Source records
- - - - -
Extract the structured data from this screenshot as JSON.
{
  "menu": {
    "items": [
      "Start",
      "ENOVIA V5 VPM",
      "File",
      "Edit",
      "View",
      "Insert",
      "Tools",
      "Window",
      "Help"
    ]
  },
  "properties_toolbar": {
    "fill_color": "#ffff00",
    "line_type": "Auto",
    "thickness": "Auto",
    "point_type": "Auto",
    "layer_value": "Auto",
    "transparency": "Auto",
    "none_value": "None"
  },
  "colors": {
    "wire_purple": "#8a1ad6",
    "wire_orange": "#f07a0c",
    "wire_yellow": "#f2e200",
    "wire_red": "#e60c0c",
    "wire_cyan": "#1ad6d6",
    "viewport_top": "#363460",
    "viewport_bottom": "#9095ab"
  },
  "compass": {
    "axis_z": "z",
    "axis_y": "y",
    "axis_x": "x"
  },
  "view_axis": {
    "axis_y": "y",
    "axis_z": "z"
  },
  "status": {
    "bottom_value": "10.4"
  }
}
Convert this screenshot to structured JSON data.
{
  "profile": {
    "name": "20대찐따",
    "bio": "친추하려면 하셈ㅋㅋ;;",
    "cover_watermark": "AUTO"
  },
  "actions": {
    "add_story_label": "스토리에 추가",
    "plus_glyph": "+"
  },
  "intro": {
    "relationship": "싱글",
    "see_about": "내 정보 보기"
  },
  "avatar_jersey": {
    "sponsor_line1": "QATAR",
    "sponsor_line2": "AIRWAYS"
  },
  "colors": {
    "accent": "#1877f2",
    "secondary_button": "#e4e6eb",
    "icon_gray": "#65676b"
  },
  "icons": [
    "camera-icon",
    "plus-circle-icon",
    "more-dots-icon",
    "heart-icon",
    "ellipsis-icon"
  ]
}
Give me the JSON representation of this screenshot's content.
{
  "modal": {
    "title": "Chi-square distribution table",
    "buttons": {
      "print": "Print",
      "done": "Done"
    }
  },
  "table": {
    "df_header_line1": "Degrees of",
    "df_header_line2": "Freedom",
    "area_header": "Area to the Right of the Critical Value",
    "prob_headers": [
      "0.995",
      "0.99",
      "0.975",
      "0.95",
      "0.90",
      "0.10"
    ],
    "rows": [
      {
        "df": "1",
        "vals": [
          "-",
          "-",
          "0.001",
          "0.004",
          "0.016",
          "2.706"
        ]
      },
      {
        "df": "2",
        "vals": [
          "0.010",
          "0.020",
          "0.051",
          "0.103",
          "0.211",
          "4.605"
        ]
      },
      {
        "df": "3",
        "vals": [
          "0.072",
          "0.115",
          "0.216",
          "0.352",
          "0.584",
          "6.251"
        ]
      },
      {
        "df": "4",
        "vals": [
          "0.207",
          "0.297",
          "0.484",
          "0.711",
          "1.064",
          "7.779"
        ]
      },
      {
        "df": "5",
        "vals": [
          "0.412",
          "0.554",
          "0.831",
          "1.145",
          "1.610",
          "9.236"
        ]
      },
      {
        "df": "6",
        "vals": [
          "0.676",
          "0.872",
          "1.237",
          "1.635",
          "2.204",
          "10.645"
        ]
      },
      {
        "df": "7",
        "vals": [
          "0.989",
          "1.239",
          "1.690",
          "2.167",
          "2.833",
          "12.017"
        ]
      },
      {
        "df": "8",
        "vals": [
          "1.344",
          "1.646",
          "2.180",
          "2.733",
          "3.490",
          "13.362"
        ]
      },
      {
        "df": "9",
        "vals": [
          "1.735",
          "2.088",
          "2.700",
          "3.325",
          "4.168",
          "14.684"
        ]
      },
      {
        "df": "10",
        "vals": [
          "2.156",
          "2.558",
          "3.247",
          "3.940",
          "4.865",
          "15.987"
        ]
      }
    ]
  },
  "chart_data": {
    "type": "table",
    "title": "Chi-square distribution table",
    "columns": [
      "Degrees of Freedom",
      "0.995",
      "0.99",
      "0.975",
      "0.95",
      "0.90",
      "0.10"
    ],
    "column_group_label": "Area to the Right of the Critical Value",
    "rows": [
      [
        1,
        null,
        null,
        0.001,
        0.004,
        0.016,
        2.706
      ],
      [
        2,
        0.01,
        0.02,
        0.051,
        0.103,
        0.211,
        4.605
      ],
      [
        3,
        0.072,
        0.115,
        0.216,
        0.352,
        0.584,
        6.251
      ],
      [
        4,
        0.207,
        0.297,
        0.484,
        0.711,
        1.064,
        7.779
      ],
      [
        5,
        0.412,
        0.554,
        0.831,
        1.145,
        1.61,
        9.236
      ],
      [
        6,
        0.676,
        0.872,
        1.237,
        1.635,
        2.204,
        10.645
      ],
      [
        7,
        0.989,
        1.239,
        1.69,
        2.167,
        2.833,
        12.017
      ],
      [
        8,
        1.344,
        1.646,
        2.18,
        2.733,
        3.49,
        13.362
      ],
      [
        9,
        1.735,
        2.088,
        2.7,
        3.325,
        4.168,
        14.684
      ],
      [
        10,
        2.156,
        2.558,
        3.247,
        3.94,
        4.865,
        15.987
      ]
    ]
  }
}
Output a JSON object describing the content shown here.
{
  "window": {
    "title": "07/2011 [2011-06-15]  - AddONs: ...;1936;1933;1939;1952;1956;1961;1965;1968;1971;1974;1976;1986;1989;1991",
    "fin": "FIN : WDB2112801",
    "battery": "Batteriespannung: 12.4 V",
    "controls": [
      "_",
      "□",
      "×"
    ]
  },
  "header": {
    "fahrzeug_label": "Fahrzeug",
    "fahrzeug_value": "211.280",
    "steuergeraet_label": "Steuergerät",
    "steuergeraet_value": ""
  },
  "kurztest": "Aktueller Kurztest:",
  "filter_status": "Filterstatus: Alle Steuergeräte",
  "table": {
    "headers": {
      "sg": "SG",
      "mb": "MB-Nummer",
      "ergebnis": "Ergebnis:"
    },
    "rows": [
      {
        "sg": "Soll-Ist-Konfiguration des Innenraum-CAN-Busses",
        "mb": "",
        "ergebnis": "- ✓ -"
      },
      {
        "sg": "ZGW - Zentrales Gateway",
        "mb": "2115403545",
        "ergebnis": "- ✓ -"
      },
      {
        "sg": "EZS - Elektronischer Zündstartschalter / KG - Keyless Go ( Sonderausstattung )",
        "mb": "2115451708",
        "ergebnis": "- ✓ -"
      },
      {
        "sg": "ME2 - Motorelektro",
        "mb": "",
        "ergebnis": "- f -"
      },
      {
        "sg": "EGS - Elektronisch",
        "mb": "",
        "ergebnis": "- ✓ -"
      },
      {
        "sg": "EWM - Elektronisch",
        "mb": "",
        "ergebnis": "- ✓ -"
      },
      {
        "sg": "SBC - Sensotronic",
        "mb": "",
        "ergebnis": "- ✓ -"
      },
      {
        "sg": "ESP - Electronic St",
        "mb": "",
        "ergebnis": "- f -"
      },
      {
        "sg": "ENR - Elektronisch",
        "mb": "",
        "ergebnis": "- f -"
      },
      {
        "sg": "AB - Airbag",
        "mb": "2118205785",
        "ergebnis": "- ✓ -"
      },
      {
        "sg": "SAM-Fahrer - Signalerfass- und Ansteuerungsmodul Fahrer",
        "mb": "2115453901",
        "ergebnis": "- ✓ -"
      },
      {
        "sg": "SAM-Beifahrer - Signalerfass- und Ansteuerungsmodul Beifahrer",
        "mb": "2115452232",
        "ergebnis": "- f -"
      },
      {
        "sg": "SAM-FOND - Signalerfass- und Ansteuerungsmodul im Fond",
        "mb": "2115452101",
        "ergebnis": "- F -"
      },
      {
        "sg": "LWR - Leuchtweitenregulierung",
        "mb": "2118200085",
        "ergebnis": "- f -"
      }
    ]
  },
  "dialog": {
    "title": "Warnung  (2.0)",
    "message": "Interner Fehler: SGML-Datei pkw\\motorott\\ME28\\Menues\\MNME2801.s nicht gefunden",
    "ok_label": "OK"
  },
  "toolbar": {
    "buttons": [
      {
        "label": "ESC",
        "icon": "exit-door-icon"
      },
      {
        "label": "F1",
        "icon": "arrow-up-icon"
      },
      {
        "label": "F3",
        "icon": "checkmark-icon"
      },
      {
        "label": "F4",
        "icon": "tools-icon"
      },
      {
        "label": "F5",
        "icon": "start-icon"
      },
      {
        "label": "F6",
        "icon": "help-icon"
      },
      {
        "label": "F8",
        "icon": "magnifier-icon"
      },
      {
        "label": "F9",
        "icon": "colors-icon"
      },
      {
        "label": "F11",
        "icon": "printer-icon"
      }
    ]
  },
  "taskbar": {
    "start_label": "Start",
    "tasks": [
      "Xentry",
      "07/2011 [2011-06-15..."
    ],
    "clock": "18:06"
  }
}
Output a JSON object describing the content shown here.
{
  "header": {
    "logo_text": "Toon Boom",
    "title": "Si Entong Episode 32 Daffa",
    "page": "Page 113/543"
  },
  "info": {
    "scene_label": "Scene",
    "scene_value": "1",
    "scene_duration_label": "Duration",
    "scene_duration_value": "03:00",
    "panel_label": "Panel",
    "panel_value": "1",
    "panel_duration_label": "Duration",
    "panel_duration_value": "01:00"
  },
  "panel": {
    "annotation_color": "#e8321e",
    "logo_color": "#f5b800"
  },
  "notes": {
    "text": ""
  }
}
- - - - -
■ Exercise aim ■
Please list every line of the records that contains "Ansteuerungsmodul".

■ Answer to the task ■
        "sg": "SAM-Fahrer - Signalerfass- und Ansteuerungsmodul Fahrer",
        "sg": "SAM-Beifahrer - Signalerfass- und Ansteuerungsmodul Beifahrer",
        "sg": "SAM-FOND - Signalerfass- und Ansteuerungsmodul im Fond",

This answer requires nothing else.